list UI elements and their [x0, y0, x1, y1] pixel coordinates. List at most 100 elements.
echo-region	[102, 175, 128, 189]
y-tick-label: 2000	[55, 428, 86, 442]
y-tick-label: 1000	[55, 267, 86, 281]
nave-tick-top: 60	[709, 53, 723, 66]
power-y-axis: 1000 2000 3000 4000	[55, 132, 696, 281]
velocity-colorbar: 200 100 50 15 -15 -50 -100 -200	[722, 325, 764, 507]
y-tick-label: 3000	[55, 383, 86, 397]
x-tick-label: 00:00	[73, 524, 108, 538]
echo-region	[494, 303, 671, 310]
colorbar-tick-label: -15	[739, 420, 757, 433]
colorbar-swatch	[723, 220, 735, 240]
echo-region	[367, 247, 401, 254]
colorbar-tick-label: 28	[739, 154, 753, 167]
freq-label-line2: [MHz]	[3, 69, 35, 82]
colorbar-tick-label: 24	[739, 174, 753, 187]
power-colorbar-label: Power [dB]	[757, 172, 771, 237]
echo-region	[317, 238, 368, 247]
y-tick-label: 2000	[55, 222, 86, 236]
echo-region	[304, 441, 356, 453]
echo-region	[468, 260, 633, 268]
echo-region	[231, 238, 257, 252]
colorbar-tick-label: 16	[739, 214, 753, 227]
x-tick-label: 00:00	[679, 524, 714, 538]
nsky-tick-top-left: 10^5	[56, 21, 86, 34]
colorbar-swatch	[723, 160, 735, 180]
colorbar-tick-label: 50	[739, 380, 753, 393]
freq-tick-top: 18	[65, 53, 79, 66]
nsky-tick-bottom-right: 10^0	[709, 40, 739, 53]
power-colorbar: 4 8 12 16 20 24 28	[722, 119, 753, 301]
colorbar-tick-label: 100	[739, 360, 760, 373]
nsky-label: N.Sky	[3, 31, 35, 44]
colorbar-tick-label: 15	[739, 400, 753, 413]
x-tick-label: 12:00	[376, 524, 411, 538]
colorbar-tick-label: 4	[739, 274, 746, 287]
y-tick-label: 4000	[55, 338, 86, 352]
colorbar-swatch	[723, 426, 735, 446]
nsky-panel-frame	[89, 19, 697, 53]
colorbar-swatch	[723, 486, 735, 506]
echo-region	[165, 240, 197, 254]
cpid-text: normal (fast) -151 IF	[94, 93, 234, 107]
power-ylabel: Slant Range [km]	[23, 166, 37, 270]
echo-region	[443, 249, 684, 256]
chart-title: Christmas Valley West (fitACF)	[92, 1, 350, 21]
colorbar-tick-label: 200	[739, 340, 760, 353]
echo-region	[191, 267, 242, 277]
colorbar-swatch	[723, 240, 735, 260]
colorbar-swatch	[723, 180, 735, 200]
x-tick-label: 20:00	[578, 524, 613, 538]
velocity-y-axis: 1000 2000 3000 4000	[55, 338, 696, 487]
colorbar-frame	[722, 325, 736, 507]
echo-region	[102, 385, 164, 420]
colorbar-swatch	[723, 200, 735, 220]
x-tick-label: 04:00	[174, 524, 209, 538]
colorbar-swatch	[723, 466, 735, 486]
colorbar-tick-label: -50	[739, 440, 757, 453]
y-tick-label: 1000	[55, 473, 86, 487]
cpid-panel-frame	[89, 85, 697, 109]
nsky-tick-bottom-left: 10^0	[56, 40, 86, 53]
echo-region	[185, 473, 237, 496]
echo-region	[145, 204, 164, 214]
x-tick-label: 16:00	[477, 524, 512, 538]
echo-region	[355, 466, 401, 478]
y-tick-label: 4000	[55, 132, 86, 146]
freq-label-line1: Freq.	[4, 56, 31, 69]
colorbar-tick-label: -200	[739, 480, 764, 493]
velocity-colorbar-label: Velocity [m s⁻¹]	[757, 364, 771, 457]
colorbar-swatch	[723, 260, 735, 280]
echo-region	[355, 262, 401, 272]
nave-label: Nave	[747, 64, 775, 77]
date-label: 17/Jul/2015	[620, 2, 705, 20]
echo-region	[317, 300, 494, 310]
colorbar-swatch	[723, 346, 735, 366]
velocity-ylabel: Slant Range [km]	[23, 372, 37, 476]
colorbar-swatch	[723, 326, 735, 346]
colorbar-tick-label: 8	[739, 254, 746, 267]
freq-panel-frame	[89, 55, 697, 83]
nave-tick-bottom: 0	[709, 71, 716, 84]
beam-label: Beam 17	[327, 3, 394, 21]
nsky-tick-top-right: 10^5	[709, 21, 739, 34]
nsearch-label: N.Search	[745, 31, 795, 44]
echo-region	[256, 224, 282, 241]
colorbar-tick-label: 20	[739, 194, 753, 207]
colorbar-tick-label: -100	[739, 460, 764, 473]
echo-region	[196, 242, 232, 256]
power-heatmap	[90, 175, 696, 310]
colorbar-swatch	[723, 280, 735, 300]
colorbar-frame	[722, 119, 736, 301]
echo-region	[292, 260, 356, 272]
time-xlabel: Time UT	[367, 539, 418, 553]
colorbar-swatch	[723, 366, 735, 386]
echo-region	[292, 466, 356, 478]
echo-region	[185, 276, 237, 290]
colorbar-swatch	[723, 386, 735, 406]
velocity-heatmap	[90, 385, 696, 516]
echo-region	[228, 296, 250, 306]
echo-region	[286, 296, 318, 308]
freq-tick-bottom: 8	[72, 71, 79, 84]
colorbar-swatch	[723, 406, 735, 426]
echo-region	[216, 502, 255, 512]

Problem description
Can you reproduce every line of the listing above, character for character, without changing anything?

Problem solution
list UI elements and their [x0, y0, x1, y1] pixel coordinates. List at most 100 elements.
echo-region	[102, 175, 128, 189]
y-tick-label: 2000	[55, 428, 86, 442]
y-tick-label: 1000	[55, 267, 86, 281]
nave-tick-top: 60	[709, 53, 723, 66]
power-y-axis: 1000 2000 3000 4000	[55, 132, 696, 281]
velocity-colorbar: 200 100 50 15 -15 -50 -100 -200	[722, 325, 764, 507]
y-tick-label: 3000	[55, 383, 86, 397]
x-tick-label: 00:00	[73, 524, 108, 538]
echo-region	[494, 303, 671, 310]
colorbar-tick-label: -15	[739, 420, 757, 433]
colorbar-swatch	[723, 220, 735, 240]
echo-region	[367, 247, 401, 254]
colorbar-tick-label: 28	[739, 154, 753, 167]
freq-label-line2: [MHz]	[3, 69, 35, 82]
colorbar-tick-label: 24	[739, 174, 753, 187]
power-colorbar-label: Power [dB]	[757, 172, 771, 237]
echo-region	[317, 238, 368, 247]
y-tick-label: 2000	[55, 222, 86, 236]
echo-region	[304, 441, 356, 453]
echo-region	[468, 260, 633, 268]
echo-region	[231, 238, 257, 252]
colorbar-tick-label: 16	[739, 214, 753, 227]
x-tick-label: 00:00	[679, 524, 714, 538]
nsky-tick-top-left: 10^5	[56, 21, 86, 34]
colorbar-swatch	[723, 160, 735, 180]
colorbar-tick-label: 50	[739, 380, 753, 393]
freq-tick-top: 18	[65, 53, 79, 66]
nsky-tick-bottom-right: 10^0	[709, 40, 739, 53]
power-colorbar: 4 8 12 16 20 24 28	[722, 119, 753, 301]
colorbar-tick-label: 100	[739, 360, 760, 373]
nsky-label: N.Sky	[3, 31, 35, 44]
colorbar-tick-label: 15	[739, 400, 753, 413]
x-tick-label: 12:00	[376, 524, 411, 538]
colorbar-tick-label: 4	[739, 274, 746, 287]
y-tick-label: 4000	[55, 338, 86, 352]
colorbar-swatch	[723, 426, 735, 446]
nsky-panel-frame	[89, 19, 697, 53]
colorbar-swatch	[723, 486, 735, 506]
echo-region	[165, 240, 197, 254]
cpid-text: normal (fast) -151 IF	[94, 93, 234, 107]
power-ylabel: Slant Range [km]	[23, 166, 37, 270]
echo-region	[443, 249, 684, 256]
chart-title: Christmas Valley West (fitACF)	[92, 1, 350, 21]
colorbar-tick-label: 200	[739, 340, 760, 353]
echo-region	[191, 267, 242, 277]
colorbar-swatch	[723, 240, 735, 260]
colorbar-swatch	[723, 180, 735, 200]
x-tick-label: 20:00	[578, 524, 613, 538]
velocity-y-axis: 1000 2000 3000 4000	[55, 338, 696, 487]
colorbar-frame	[722, 325, 736, 507]
echo-region	[102, 385, 164, 420]
colorbar-swatch	[723, 200, 735, 220]
x-tick-label: 04:00	[174, 524, 209, 538]
colorbar-swatch	[723, 466, 735, 486]
colorbar-tick-label: -50	[739, 440, 757, 453]
y-tick-label: 1000	[55, 473, 86, 487]
cpid-panel-frame	[89, 85, 697, 109]
nsky-tick-bottom-left: 10^0	[56, 40, 86, 53]
echo-region	[185, 473, 237, 496]
echo-region	[145, 204, 164, 214]
x-tick-label: 16:00	[477, 524, 512, 538]
echo-region	[355, 466, 401, 478]
y-tick-label: 4000	[55, 132, 86, 146]
freq-label-line1: Freq.	[4, 56, 31, 69]
colorbar-tick-label: -200	[739, 480, 764, 493]
velocity-colorbar-label: Velocity [m s⁻¹]	[757, 364, 771, 457]
colorbar-swatch	[723, 260, 735, 280]
echo-region	[355, 262, 401, 272]
nave-label: Nave	[747, 64, 775, 77]
date-label: 17/Jul/2015	[620, 2, 705, 20]
echo-region	[317, 300, 494, 310]
colorbar-swatch	[723, 346, 735, 366]
velocity-ylabel: Slant Range [km]	[23, 372, 37, 476]
colorbar-swatch	[723, 326, 735, 346]
colorbar-tick-label: 8	[739, 254, 746, 267]
freq-panel-frame	[89, 55, 697, 83]
nave-tick-bottom: 0	[709, 71, 716, 84]
beam-label: Beam 17	[327, 3, 394, 21]
nsky-tick-top-right: 10^5	[709, 21, 739, 34]
nsearch-label: N.Search	[745, 31, 795, 44]
echo-region	[256, 224, 282, 241]
colorbar-tick-label: 20	[739, 194, 753, 207]
colorbar-tick-label: -100	[739, 460, 764, 473]
echo-region	[196, 242, 232, 256]
power-heatmap	[90, 175, 696, 310]
colorbar-swatch	[723, 280, 735, 300]
colorbar-frame	[722, 119, 736, 301]
echo-region	[292, 260, 356, 272]
time-xlabel: Time UT	[367, 539, 418, 553]
colorbar-swatch	[723, 366, 735, 386]
echo-region	[292, 466, 356, 478]
echo-region	[185, 276, 237, 290]
colorbar-swatch	[723, 386, 735, 406]
velocity-heatmap	[90, 385, 696, 516]
echo-region	[228, 296, 250, 306]
echo-region	[286, 296, 318, 308]
freq-tick-bottom: 8	[72, 71, 79, 84]
colorbar-swatch	[723, 406, 735, 426]
echo-region	[216, 502, 255, 512]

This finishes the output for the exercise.